### WHAT IS REQUIRED
Reproduce each of the following lines verbatim, keeping every character, number and punctuation mark unchanged.

### DATA TO PROCESS
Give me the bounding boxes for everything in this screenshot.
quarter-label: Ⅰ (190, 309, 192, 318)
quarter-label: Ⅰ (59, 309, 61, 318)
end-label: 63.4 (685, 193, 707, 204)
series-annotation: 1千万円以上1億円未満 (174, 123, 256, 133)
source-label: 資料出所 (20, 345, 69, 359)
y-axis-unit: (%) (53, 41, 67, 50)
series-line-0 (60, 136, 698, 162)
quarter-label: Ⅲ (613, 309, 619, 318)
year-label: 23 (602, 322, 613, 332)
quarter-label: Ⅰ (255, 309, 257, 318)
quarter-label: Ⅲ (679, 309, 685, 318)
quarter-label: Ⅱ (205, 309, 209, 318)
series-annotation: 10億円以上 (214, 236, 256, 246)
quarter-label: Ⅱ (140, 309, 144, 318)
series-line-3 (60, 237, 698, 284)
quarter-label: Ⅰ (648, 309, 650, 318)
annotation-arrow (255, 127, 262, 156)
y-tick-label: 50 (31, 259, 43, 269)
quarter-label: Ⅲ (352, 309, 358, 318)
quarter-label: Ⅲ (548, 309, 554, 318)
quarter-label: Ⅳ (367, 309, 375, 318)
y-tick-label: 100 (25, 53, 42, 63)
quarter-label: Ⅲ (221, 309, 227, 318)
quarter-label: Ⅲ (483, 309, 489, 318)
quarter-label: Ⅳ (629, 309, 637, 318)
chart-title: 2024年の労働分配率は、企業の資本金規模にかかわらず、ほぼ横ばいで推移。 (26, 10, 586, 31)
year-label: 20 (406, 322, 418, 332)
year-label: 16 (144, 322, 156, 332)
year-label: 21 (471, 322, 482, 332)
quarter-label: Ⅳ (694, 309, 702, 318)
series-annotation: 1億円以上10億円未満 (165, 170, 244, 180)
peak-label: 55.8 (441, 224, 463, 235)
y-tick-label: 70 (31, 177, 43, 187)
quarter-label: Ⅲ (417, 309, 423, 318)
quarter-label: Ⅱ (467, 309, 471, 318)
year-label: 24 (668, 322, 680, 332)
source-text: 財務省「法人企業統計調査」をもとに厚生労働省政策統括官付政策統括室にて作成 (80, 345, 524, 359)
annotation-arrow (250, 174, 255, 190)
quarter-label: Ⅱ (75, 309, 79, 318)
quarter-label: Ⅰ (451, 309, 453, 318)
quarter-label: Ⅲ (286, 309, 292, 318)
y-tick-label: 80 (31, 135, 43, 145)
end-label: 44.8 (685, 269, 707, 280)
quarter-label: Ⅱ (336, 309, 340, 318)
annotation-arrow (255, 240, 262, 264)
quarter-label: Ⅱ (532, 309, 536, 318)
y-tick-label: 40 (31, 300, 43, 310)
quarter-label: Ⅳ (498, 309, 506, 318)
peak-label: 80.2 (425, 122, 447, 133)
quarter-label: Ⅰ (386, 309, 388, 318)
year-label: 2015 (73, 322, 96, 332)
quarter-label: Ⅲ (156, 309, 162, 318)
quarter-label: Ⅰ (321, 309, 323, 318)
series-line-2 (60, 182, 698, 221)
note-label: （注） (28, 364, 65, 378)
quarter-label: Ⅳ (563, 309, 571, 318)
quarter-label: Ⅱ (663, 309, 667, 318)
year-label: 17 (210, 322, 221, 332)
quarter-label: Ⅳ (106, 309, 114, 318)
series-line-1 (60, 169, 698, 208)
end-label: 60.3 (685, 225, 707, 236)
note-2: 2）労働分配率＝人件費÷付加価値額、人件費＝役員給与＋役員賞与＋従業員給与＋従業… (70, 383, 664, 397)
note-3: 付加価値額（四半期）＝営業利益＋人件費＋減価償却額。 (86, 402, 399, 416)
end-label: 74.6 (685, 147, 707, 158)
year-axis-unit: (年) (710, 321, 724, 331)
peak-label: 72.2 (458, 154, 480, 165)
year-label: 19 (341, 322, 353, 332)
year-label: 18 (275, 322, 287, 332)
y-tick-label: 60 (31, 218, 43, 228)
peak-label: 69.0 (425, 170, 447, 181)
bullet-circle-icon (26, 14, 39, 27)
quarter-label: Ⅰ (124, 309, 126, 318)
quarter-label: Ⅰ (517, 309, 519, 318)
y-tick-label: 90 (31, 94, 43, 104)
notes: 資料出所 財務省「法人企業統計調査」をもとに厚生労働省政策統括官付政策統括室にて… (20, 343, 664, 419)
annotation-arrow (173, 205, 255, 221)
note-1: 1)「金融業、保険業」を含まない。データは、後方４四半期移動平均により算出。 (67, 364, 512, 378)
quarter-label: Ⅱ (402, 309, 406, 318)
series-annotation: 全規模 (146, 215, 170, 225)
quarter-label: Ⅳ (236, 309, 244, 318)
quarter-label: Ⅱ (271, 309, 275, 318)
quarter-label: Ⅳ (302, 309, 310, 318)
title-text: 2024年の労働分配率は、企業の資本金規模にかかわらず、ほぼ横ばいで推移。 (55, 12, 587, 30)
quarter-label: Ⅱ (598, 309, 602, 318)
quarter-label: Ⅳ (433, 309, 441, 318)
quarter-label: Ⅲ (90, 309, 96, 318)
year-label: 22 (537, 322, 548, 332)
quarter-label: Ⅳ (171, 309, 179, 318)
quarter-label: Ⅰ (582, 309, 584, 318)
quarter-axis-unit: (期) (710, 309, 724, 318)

### OUTPUT OF THE TASK
Give me the bounding boxes for everything in this screenshot.
quarter-label: Ⅰ (190, 309, 192, 318)
quarter-label: Ⅰ (59, 309, 61, 318)
end-label: 63.4 (685, 193, 707, 204)
series-annotation: 1千万円以上1億円未満 (174, 123, 256, 133)
source-label: 資料出所 (20, 345, 69, 359)
y-axis-unit: (%) (53, 41, 67, 50)
series-line-0 (60, 136, 698, 162)
quarter-label: Ⅲ (613, 309, 619, 318)
year-label: 23 (602, 322, 613, 332)
quarter-label: Ⅰ (255, 309, 257, 318)
quarter-label: Ⅲ (679, 309, 685, 318)
quarter-label: Ⅱ (205, 309, 209, 318)
series-annotation: 10億円以上 (214, 236, 256, 246)
quarter-label: Ⅱ (140, 309, 144, 318)
series-line-3 (60, 237, 698, 284)
quarter-label: Ⅰ (648, 309, 650, 318)
annotation-arrow (255, 127, 262, 156)
y-tick-label: 50 (31, 259, 43, 269)
quarter-label: Ⅲ (352, 309, 358, 318)
quarter-label: Ⅲ (548, 309, 554, 318)
quarter-label: Ⅳ (367, 309, 375, 318)
y-tick-label: 100 (25, 53, 42, 63)
quarter-label: Ⅲ (221, 309, 227, 318)
quarter-label: Ⅲ (483, 309, 489, 318)
quarter-label: Ⅳ (629, 309, 637, 318)
chart-title: 2024年の労働分配率は、企業の資本金規模にかかわらず、ほぼ横ばいで推移。 (26, 10, 586, 31)
year-label: 20 (406, 322, 418, 332)
year-label: 16 (144, 322, 156, 332)
year-label: 21 (471, 322, 482, 332)
quarter-label: Ⅳ (694, 309, 702, 318)
series-annotation: 1億円以上10億円未満 (165, 170, 244, 180)
peak-label: 55.8 (441, 224, 463, 235)
y-tick-label: 70 (31, 177, 43, 187)
quarter-label: Ⅲ (417, 309, 423, 318)
quarter-label: Ⅱ (467, 309, 471, 318)
year-label: 24 (668, 322, 680, 332)
source-text: 財務省「法人企業統計調査」をもとに厚生労働省政策統括官付政策統括室にて作成 (80, 345, 524, 359)
annotation-arrow (250, 174, 255, 190)
quarter-label: Ⅱ (75, 309, 79, 318)
quarter-label: Ⅰ (451, 309, 453, 318)
quarter-label: Ⅲ (286, 309, 292, 318)
y-tick-label: 80 (31, 135, 43, 145)
end-label: 44.8 (685, 269, 707, 280)
quarter-label: Ⅱ (336, 309, 340, 318)
annotation-arrow (255, 240, 262, 264)
quarter-label: Ⅱ (532, 309, 536, 318)
y-tick-label: 40 (31, 300, 43, 310)
quarter-label: Ⅳ (498, 309, 506, 318)
peak-label: 80.2 (425, 122, 447, 133)
quarter-label: Ⅰ (386, 309, 388, 318)
year-label: 2015 (73, 322, 96, 332)
quarter-label: Ⅲ (156, 309, 162, 318)
quarter-label: Ⅰ (321, 309, 323, 318)
series-line-2 (60, 182, 698, 221)
note-label: （注） (28, 364, 65, 378)
quarter-label: Ⅳ (563, 309, 571, 318)
quarter-label: Ⅱ (663, 309, 667, 318)
year-label: 17 (210, 322, 221, 332)
quarter-label: Ⅳ (106, 309, 114, 318)
series-line-1 (60, 169, 698, 208)
end-label: 60.3 (685, 225, 707, 236)
note-2: 2）労働分配率＝人件費÷付加価値額、人件費＝役員給与＋役員賞与＋従業員給与＋従業… (70, 383, 664, 397)
note-3: 付加価値額（四半期）＝営業利益＋人件費＋減価償却額。 (86, 402, 399, 416)
end-label: 74.6 (685, 147, 707, 158)
year-axis-unit: (年) (710, 321, 724, 331)
peak-label: 72.2 (458, 154, 480, 165)
year-label: 19 (341, 322, 353, 332)
year-label: 18 (275, 322, 287, 332)
y-tick-label: 60 (31, 218, 43, 228)
peak-label: 69.0 (425, 170, 447, 181)
bullet-circle-icon (26, 14, 39, 27)
quarter-label: Ⅰ (124, 309, 126, 318)
quarter-label: Ⅰ (517, 309, 519, 318)
y-tick-label: 90 (31, 94, 43, 104)
notes: 資料出所 財務省「法人企業統計調査」をもとに厚生労働省政策統括官付政策統括室にて… (20, 343, 664, 419)
annotation-arrow (173, 205, 255, 221)
note-1: 1)「金融業、保険業」を含まない。データは、後方４四半期移動平均により算出。 (67, 364, 512, 378)
quarter-label: Ⅱ (402, 309, 406, 318)
series-annotation: 全規模 (146, 215, 170, 225)
quarter-label: Ⅳ (236, 309, 244, 318)
quarter-label: Ⅱ (271, 309, 275, 318)
quarter-label: Ⅳ (302, 309, 310, 318)
title-text: 2024年の労働分配率は、企業の資本金規模にかかわらず、ほぼ横ばいで推移。 (55, 12, 587, 30)
quarter-label: Ⅱ (598, 309, 602, 318)
quarter-label: Ⅳ (433, 309, 441, 318)
quarter-label: Ⅲ (90, 309, 96, 318)
year-label: 22 (537, 322, 548, 332)
quarter-label: Ⅳ (171, 309, 179, 318)
quarter-label: Ⅰ (582, 309, 584, 318)
quarter-axis-unit: (期) (710, 309, 724, 318)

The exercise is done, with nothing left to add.